Reading text ->

She says these measures show patient suicide attempts have dropped: “We’ve seen a decrease of 45%.”
In other words: the more patients are screened and counseled , the fewer try to take their own lives. .
Still, Dr. Stanley notes there was a missing piece of the puzzle.
“The actual suicides were a blind spot for us," he says. "Not only were they a blind spot, but even at the state level we often won’t get numbers, annual numbers, until like a year later.”
So Dr. Stanley approached the South Dakota Department of Health with an idea.
“The quicker we can get to that data, the quicker we can make it relevant to us, the better the data,” he says.
To do that, Avera wanted access to state death records when it’s former patients died from suicide.
And the Health Information Exchange lets that happen.
Joan Adam is the Administration Division Director for the South Dakota Department of Health. She explains that most of the state’s healthcare providers have access to a version of the electronic system. It’s generally used to help medical professionals track patient care more efficiently than the old fashioned way:
“You would call the other facility and say, ‘My patient says they were treated by you. I don’t have any of that information in my file here. Could you please fax it to me?’ That’s the scenario most of us would have been used to prior to electronic systems,” explains Adam.
While doctors typically use the information exchange to search for their patient’s records, now they can use it to track specific results.
The project required legal agreements and updates from IT departments. Avera Quality Director Kristi Sidel explains patient confidentiality is still maintained through the computer-generated match.
“We make sure that they start with our patient list. Everything’s blinded, confidential. Cross-match it to the state, and then if we have a match, then we’ll see that data.”

Data shown ->
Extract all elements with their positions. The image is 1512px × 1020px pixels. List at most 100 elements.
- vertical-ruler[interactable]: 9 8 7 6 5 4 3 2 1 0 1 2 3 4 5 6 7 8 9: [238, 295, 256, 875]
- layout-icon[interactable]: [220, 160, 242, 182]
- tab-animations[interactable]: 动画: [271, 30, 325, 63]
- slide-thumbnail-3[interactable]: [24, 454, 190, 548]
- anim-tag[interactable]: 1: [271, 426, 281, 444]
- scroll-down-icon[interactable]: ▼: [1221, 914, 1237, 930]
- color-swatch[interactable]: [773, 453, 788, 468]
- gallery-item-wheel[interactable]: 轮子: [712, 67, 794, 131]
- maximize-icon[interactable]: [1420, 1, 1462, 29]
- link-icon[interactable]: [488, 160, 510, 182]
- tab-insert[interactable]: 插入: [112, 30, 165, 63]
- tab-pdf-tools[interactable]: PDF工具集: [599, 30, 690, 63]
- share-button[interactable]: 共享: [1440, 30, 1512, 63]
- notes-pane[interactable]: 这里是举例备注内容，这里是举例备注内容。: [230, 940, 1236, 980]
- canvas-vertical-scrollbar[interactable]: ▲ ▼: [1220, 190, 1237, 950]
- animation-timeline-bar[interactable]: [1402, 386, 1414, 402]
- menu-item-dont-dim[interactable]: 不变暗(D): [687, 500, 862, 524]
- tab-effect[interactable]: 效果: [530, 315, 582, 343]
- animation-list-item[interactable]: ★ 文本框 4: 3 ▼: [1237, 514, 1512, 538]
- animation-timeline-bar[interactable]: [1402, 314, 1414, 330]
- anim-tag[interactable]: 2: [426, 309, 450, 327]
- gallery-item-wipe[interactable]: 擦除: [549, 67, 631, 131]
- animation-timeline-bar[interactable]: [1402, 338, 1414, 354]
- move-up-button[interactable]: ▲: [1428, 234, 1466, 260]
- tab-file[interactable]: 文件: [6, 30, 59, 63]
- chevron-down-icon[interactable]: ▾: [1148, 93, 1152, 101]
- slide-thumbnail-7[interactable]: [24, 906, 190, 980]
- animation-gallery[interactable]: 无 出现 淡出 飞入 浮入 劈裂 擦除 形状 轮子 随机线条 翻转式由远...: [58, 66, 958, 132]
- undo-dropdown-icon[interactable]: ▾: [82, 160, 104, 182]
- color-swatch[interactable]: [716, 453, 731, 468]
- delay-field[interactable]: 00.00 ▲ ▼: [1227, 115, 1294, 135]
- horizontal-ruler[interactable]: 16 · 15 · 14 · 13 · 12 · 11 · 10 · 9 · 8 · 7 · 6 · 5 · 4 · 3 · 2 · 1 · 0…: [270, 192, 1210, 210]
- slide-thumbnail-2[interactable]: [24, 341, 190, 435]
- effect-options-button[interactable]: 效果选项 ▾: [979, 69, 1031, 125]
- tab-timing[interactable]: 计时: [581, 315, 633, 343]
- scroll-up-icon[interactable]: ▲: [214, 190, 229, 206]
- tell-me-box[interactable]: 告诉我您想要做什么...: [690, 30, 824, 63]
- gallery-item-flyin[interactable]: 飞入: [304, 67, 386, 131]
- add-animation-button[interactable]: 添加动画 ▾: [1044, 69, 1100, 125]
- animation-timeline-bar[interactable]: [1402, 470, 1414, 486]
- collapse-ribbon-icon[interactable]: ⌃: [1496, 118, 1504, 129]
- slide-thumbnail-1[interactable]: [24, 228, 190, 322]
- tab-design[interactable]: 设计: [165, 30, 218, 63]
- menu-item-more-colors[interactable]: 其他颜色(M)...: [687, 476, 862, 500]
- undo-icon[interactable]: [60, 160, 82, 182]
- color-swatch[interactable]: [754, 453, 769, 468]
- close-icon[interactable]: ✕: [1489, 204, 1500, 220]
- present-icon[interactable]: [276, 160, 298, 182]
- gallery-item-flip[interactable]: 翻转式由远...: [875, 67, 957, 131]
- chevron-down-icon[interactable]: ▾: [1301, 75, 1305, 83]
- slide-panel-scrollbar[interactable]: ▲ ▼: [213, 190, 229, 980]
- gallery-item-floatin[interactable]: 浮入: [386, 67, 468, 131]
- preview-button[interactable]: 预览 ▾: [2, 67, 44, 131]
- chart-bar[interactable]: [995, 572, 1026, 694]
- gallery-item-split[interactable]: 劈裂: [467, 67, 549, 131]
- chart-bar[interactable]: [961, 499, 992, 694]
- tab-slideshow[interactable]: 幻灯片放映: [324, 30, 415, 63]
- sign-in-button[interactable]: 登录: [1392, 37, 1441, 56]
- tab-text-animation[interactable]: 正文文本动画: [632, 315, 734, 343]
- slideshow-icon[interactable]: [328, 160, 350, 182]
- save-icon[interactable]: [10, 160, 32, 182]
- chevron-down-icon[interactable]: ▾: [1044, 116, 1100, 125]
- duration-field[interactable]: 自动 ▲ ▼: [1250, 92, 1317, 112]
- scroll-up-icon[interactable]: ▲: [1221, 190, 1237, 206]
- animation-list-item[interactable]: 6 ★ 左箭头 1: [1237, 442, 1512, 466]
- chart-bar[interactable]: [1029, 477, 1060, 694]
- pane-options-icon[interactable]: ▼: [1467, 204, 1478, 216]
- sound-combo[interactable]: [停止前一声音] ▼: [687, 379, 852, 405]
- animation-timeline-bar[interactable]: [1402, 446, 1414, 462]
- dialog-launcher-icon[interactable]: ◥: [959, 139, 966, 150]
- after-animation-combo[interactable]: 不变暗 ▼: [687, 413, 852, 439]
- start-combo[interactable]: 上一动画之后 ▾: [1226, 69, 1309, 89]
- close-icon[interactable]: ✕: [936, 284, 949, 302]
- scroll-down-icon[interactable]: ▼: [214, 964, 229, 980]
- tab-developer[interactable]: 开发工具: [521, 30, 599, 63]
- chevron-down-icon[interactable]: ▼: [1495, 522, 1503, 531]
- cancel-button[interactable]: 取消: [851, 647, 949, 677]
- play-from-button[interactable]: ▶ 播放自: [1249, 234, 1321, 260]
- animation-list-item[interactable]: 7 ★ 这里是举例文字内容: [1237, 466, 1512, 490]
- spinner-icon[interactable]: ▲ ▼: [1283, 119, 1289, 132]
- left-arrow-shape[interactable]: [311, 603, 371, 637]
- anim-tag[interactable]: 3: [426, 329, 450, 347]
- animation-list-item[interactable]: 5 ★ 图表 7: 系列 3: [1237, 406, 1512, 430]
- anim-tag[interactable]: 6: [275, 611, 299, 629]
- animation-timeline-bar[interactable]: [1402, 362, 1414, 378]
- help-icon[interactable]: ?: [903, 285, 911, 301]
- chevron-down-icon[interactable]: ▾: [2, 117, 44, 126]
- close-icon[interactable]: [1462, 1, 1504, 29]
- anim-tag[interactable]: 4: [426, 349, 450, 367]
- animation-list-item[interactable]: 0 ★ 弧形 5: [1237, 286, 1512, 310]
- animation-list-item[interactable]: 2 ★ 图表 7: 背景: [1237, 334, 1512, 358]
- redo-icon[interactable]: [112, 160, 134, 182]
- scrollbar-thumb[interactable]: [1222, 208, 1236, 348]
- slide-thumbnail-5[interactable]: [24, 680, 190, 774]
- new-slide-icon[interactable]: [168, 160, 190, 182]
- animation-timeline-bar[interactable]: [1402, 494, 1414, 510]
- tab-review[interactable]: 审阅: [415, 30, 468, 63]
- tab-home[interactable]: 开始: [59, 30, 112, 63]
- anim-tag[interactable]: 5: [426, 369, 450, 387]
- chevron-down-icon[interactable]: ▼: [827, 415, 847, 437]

Directions ->
Reproduce the passage on suicide data word for word, from "While doctors typically" up to and including "the computer-generated match.".

Result ->
While doctors typically use the information exchange to search for their patient’s records, now they can use it to track specific results.
The project required legal agreements and updates from IT departments. Avera Quality Director Kristi Sidel explains patient confidentiality is still maintained through the computer-generated match.